__What you have to do__: Substitute "legend-swatch" for "colorbar-swatch" in the items from the start through the line with "colorbar-label: 40 — [524, 518, 542, 537]", and give those lines again with nothing else changed.

__Input records__:
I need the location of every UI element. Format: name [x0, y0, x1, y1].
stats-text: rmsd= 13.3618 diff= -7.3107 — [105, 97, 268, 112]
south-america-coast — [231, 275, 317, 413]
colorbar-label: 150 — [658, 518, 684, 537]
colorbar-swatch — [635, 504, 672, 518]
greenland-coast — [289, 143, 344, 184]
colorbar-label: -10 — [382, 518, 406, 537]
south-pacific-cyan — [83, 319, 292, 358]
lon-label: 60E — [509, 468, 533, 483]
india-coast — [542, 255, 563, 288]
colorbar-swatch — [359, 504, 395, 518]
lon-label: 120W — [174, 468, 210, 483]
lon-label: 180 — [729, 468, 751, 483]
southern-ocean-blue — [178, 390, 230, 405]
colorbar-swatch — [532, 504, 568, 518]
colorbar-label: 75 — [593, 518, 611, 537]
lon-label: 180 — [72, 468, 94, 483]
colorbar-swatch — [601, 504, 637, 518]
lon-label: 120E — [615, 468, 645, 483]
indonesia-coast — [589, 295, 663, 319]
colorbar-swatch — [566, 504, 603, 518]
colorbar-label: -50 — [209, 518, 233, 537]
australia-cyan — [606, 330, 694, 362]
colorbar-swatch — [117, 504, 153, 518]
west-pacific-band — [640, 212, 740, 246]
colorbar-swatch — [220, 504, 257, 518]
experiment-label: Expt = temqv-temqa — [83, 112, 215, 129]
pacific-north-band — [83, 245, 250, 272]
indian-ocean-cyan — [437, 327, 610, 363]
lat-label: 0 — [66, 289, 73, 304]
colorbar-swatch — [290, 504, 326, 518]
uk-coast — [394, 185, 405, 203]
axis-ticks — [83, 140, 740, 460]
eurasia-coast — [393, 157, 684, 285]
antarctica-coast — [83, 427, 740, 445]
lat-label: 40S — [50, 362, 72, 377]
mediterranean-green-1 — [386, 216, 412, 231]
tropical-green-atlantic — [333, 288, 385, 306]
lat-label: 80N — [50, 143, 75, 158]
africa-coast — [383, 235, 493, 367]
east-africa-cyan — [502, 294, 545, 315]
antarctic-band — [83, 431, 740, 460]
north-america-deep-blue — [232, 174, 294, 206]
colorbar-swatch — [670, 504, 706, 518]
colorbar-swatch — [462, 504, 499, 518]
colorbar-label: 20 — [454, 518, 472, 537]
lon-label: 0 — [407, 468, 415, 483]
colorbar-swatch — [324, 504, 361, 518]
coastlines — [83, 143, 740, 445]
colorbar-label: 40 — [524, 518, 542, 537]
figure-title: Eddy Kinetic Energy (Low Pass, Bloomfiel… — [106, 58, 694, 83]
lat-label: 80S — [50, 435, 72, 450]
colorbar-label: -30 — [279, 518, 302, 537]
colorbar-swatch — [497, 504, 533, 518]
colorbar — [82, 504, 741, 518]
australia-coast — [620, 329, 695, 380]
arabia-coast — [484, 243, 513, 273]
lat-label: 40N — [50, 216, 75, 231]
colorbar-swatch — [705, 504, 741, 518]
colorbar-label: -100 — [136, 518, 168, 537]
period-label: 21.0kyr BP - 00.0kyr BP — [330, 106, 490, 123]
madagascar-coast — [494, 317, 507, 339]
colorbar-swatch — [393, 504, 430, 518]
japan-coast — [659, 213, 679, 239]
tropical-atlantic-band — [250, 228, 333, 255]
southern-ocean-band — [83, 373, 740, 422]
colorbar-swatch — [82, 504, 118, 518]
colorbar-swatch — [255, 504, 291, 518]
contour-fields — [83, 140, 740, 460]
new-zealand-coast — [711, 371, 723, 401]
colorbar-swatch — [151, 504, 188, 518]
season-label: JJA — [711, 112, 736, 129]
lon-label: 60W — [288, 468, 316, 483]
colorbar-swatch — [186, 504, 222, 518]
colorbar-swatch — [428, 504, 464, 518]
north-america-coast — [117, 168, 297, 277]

__Exercise output__:
I need the location of every UI element. Format: name [x0, y0, x1, y1].
stats-text: rmsd= 13.3618 diff= -7.3107 — [105, 97, 268, 112]
south-america-coast — [231, 275, 317, 413]
colorbar-label: 150 — [658, 518, 684, 537]
legend-swatch — [635, 504, 672, 518]
greenland-coast — [289, 143, 344, 184]
colorbar-label: -10 — [382, 518, 406, 537]
south-pacific-cyan — [83, 319, 292, 358]
lon-label: 60E — [509, 468, 533, 483]
india-coast — [542, 255, 563, 288]
legend-swatch — [359, 504, 395, 518]
lon-label: 120W — [174, 468, 210, 483]
lon-label: 180 — [729, 468, 751, 483]
southern-ocean-blue — [178, 390, 230, 405]
legend-swatch — [532, 504, 568, 518]
colorbar-label: 75 — [593, 518, 611, 537]
lon-label: 180 — [72, 468, 94, 483]
legend-swatch — [601, 504, 637, 518]
lon-label: 120E — [615, 468, 645, 483]
indonesia-coast — [589, 295, 663, 319]
legend-swatch — [566, 504, 603, 518]
colorbar-label: -50 — [209, 518, 233, 537]
australia-cyan — [606, 330, 694, 362]
legend-swatch — [117, 504, 153, 518]
west-pacific-band — [640, 212, 740, 246]
legend-swatch — [220, 504, 257, 518]
experiment-label: Expt = temqv-temqa — [83, 112, 215, 129]
pacific-north-band — [83, 245, 250, 272]
indian-ocean-cyan — [437, 327, 610, 363]
lat-label: 0 — [66, 289, 73, 304]
legend-swatch — [290, 504, 326, 518]
uk-coast — [394, 185, 405, 203]
axis-ticks — [83, 140, 740, 460]
eurasia-coast — [393, 157, 684, 285]
antarctica-coast — [83, 427, 740, 445]
lat-label: 40S — [50, 362, 72, 377]
mediterranean-green-1 — [386, 216, 412, 231]
tropical-green-atlantic — [333, 288, 385, 306]
lat-label: 80N — [50, 143, 75, 158]
africa-coast — [383, 235, 493, 367]
east-africa-cyan — [502, 294, 545, 315]
antarctic-band — [83, 431, 740, 460]
north-america-deep-blue — [232, 174, 294, 206]
legend-swatch — [670, 504, 706, 518]
legend-swatch — [462, 504, 499, 518]
colorbar-label: 20 — [454, 518, 472, 537]
lon-label: 0 — [407, 468, 415, 483]
legend-swatch — [324, 504, 361, 518]
coastlines — [83, 143, 740, 445]
colorbar-label: 40 — [524, 518, 542, 537]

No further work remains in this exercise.